— Data provided —
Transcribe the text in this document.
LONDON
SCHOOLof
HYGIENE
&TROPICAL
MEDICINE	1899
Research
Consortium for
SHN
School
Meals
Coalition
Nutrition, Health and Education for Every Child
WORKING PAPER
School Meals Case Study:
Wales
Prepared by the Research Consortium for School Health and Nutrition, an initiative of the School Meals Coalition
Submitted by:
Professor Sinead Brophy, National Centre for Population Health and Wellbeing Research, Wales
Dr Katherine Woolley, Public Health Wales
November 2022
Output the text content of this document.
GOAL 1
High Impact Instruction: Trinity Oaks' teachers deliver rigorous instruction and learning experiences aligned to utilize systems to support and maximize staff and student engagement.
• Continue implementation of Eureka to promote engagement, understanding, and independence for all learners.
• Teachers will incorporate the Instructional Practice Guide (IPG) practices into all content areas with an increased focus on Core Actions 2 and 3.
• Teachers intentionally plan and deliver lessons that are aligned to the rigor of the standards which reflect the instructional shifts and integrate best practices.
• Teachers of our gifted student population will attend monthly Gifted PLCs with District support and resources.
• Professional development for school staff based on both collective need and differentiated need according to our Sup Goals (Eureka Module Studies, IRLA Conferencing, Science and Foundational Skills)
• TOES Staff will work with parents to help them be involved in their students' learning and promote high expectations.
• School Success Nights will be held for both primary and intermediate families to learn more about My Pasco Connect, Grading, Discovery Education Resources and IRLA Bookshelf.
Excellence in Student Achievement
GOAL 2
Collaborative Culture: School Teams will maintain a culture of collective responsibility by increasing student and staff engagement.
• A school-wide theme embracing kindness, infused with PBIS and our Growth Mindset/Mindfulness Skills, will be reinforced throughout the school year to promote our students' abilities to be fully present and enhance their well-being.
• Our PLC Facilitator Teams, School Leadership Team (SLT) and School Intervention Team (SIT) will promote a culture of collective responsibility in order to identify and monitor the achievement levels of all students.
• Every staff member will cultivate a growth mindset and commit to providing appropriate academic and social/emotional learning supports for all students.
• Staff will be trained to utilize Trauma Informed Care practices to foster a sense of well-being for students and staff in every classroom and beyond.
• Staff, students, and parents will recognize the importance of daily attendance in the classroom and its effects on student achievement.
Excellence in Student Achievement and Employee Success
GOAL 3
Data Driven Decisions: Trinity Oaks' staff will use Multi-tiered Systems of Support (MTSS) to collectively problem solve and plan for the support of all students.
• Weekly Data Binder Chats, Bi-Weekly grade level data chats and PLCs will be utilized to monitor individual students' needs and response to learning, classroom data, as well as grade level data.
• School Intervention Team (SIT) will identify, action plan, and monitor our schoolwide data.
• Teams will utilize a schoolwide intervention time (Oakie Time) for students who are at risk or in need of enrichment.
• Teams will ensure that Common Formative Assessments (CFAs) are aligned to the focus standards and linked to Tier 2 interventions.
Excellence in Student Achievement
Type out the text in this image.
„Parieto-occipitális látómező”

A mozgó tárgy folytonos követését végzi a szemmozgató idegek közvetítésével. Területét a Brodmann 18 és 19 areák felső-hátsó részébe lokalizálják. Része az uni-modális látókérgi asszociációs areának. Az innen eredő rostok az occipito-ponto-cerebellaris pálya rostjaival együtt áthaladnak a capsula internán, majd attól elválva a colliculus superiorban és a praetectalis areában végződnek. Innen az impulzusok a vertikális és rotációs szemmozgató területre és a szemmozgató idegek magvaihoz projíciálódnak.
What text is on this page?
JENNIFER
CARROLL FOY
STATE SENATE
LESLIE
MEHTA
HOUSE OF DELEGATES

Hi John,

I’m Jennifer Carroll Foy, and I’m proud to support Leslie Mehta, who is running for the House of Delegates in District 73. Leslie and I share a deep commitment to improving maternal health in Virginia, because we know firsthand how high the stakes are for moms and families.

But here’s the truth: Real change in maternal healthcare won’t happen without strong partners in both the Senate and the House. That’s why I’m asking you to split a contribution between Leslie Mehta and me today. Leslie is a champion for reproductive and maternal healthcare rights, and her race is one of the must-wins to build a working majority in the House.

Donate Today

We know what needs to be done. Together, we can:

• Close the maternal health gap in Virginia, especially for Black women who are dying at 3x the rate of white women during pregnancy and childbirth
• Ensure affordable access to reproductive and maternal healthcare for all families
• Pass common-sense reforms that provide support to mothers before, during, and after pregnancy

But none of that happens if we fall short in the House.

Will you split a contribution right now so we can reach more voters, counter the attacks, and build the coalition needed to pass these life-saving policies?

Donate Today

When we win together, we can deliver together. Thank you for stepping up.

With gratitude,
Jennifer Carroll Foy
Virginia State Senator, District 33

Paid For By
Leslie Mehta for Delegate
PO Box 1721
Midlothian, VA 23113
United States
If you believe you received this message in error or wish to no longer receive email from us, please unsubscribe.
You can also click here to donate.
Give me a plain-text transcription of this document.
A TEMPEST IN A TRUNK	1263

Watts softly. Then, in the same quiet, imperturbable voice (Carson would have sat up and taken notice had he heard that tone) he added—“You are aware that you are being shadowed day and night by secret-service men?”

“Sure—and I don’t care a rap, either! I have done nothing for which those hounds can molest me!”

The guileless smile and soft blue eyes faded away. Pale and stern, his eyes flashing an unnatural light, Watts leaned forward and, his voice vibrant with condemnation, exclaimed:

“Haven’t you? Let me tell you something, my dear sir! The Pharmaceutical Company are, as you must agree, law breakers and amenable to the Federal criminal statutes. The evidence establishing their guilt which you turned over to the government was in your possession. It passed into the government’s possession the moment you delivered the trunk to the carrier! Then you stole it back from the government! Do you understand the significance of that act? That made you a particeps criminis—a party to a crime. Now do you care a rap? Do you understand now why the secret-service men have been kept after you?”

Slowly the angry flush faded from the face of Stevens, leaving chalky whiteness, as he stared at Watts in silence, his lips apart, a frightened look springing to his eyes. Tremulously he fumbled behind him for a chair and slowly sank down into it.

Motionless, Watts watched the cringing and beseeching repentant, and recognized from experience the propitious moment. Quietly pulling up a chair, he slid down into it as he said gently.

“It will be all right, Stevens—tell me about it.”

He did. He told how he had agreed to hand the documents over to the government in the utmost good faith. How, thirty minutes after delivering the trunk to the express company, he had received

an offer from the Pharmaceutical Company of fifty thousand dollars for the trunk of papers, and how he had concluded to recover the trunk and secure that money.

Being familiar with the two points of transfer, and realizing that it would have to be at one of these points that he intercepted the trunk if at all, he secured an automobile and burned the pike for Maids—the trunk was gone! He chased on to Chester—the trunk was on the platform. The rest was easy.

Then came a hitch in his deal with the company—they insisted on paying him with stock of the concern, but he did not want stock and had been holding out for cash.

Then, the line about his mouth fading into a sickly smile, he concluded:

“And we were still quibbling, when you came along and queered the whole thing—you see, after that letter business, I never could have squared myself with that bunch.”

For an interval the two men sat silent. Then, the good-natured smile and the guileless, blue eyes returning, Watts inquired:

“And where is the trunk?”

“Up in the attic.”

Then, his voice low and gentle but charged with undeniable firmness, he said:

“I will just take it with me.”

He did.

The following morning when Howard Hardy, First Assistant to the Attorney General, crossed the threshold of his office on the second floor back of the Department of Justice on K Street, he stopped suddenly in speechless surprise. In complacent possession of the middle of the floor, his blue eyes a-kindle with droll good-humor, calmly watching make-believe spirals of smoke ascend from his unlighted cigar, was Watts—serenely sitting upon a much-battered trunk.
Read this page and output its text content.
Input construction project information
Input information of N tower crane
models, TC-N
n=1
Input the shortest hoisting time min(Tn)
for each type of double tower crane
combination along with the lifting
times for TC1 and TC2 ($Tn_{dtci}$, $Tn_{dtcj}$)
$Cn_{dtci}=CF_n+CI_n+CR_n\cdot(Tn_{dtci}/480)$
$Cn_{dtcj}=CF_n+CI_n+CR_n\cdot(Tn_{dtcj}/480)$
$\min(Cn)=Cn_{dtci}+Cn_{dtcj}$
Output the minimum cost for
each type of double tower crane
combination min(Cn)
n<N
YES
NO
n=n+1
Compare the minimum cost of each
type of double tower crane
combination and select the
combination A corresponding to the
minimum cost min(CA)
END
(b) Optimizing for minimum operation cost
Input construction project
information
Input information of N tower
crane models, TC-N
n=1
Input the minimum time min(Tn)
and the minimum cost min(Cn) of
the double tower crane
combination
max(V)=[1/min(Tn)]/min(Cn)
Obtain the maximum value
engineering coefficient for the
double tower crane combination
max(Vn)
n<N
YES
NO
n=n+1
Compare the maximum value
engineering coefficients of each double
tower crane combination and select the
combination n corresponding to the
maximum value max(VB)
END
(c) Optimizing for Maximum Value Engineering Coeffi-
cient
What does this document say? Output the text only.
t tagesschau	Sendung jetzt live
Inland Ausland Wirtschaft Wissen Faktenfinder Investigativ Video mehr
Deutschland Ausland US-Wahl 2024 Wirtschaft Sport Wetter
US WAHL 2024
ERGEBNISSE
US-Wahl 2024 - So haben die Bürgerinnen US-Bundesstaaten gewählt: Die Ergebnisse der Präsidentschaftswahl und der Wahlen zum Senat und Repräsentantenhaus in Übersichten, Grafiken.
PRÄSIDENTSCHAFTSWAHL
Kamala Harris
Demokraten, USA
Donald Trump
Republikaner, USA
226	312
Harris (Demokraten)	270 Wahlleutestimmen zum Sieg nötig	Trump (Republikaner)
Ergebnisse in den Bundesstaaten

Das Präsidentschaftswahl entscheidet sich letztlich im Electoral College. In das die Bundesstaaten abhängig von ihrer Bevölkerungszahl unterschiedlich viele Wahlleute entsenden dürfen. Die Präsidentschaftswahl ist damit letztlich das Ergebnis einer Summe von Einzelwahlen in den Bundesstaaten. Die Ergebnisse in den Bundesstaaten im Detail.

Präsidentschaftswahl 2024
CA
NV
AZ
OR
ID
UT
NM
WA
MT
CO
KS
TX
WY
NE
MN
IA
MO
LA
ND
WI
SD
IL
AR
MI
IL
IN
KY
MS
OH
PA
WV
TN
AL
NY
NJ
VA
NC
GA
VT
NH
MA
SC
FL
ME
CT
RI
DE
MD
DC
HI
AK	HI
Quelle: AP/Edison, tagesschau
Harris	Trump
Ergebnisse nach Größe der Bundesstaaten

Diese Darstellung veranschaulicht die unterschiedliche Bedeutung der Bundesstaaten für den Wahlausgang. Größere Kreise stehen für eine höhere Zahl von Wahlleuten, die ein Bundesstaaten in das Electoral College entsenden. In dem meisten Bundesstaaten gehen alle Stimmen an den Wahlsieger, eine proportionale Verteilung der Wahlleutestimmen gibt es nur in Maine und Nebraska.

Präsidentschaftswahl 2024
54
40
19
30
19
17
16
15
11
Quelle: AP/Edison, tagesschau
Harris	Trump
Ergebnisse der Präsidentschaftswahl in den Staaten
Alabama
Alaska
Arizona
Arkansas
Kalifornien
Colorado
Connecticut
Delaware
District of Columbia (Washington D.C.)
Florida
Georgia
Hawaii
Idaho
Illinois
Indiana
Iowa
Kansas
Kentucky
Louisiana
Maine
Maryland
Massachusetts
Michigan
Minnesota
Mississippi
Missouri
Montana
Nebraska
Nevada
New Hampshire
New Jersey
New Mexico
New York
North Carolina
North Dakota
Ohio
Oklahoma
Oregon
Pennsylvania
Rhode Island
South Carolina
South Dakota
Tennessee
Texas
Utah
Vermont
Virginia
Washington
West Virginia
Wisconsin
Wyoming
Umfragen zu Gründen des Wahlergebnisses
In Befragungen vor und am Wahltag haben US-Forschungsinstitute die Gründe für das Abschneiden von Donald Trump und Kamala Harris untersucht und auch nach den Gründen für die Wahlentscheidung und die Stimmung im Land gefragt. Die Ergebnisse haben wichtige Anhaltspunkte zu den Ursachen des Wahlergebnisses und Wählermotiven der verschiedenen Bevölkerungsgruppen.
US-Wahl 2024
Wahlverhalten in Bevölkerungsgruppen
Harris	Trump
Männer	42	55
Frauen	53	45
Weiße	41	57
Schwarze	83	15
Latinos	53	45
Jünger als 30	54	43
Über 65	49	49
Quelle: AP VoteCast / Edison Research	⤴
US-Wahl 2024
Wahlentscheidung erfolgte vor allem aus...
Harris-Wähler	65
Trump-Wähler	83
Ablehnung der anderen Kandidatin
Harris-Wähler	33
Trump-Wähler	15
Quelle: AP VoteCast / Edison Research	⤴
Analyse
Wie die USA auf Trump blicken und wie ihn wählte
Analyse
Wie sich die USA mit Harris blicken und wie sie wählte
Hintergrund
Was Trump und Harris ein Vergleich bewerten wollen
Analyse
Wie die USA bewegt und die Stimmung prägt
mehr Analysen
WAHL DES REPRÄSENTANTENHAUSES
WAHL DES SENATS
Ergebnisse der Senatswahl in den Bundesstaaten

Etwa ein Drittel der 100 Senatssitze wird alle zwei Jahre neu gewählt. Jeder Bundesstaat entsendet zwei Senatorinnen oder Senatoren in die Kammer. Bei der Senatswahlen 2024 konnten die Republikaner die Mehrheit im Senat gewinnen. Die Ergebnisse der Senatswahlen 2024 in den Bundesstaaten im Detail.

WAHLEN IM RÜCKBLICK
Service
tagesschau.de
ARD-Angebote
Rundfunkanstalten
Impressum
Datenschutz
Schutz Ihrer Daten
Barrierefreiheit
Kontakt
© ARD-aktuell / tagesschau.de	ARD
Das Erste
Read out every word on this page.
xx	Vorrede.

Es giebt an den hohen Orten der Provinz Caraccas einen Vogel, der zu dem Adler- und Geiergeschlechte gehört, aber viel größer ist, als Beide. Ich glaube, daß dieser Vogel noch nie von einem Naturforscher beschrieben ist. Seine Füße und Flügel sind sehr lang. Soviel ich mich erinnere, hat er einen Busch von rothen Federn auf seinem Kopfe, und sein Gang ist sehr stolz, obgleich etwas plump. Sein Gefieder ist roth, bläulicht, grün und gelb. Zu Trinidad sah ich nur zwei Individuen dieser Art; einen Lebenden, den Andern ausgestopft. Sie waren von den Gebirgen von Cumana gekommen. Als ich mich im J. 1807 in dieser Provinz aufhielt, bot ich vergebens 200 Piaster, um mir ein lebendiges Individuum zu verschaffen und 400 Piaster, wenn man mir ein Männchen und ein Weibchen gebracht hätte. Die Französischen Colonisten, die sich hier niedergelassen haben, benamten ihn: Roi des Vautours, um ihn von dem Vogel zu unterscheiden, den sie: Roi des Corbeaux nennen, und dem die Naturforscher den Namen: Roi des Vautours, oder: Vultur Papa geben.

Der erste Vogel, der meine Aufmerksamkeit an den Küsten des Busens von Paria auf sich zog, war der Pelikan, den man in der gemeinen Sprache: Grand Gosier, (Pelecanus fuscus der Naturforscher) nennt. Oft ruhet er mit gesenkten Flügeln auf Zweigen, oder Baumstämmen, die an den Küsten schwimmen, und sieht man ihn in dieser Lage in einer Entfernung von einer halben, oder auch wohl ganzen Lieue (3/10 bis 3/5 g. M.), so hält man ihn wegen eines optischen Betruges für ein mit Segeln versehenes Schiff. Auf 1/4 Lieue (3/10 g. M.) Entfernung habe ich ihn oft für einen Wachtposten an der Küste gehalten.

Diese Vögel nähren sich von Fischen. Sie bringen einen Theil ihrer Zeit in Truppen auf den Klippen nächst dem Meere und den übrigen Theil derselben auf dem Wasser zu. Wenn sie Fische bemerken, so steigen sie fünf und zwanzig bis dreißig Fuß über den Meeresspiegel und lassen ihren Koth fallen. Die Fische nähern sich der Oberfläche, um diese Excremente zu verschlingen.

— Work required —
Copy out every line of the data that includes "nach".

— Reply —
Ergebnisse nach Größe der Bundesstaaten
In Befragungen vor und am Wahltag haben US-Forschungsinstitute die Gründe für das Abschneiden von Donald Trump und Kamala Harris untersucht und auch nach den Gründen für die Wahlentscheidung und die Stimmung im Land gefragt. Die Ergebnisse haben wichtige Anhaltspunkte zu den Ursachen des Wahlergebnisses und Wählermotiven der verschiedenen Bevölkerungsgruppen.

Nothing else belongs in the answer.